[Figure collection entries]
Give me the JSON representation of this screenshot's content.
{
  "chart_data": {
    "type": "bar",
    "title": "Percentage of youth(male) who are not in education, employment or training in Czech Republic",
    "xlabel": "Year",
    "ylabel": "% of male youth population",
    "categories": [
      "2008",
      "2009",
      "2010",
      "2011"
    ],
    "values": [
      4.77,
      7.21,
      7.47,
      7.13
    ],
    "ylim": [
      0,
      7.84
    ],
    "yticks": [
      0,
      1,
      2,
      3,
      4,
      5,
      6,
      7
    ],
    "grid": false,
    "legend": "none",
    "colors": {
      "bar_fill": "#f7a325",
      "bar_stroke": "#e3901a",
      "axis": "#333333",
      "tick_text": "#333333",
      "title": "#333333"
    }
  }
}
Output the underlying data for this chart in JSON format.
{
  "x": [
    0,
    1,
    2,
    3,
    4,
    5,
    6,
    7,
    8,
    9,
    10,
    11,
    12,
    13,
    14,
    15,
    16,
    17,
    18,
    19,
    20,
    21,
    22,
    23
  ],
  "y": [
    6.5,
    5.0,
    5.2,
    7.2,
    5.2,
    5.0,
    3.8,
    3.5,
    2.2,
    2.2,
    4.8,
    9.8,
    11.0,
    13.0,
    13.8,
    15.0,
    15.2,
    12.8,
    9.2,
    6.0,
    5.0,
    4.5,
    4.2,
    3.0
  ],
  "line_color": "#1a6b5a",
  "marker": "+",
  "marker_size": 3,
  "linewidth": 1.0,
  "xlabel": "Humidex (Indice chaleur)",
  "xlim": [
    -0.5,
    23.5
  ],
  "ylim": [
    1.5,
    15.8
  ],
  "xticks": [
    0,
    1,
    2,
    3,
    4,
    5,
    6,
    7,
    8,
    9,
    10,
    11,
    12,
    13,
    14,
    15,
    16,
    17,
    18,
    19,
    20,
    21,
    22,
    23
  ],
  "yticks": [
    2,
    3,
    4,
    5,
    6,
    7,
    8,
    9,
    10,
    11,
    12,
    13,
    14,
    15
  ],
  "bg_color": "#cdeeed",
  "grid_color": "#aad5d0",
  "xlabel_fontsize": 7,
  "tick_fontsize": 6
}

PROMPT:
Print again each line of the listing above, exactly as it appears.

OUTPUT FOR THIS TASK:
Give me the JSON representation of this screenshot's content.
{
  "chart_data": {
    "type": "bar",
    "title": "Percentage of youth(male) who are not in education, employment or training in Czech Republic",
    "xlabel": "Year",
    "ylabel": "% of male youth population",
    "categories": [
      "2008",
      "2009",
      "2010",
      "2011"
    ],
    "values": [
      4.77,
      7.21,
      7.47,
      7.13
    ],
    "ylim": [
      0,
      7.84
    ],
    "yticks": [
      0,
      1,
      2,
      3,
      4,
      5,
      6,
      7
    ],
    "grid": false,
    "legend": "none",
    "colors": {
      "bar_fill": "#f7a325",
      "bar_stroke": "#e3901a",
      "axis": "#333333",
      "tick_text": "#333333",
      "title": "#333333"
    }
  }
}
Output the underlying data for this chart in JSON format.
{
  "x": [
    0,
    1,
    2,
    3,
    4,
    5,
    6,
    7,
    8,
    9,
    10,
    11,
    12,
    13,
    14,
    15,
    16,
    17,
    18,
    19,
    20,
    21,
    22,
    23
  ],
  "y": [
    6.5,
    5.0,
    5.2,
    7.2,
    5.2,
    5.0,
    3.8,
    3.5,
    2.2,
    2.2,
    4.8,
    9.8,
    11.0,
    13.0,
    13.8,
    15.0,
    15.2,
    12.8,
    9.2,
    6.0,
    5.0,
    4.5,
    4.2,
    3.0
  ],
  "line_color": "#1a6b5a",
  "marker": "+",
  "marker_size": 3,
  "linewidth": 1.0,
  "xlabel": "Humidex (Indice chaleur)",
  "xlim": [
    -0.5,
    23.5
  ],
  "ylim": [
    1.5,
    15.8
  ],
  "xticks": [
    0,
    1,
    2,
    3,
    4,
    5,
    6,
    7,
    8,
    9,
    10,
    11,
    12,
    13,
    14,
    15,
    16,
    17,
    18,
    19,
    20,
    21,
    22,
    23
  ],
  "yticks": [
    2,
    3,
    4,
    5,
    6,
    7,
    8,
    9,
    10,
    11,
    12,
    13,
    14,
    15
  ],
  "bg_color": "#cdeeed",
  "grid_color": "#aad5d0",
  "xlabel_fontsize": 7,
  "tick_fontsize": 6
}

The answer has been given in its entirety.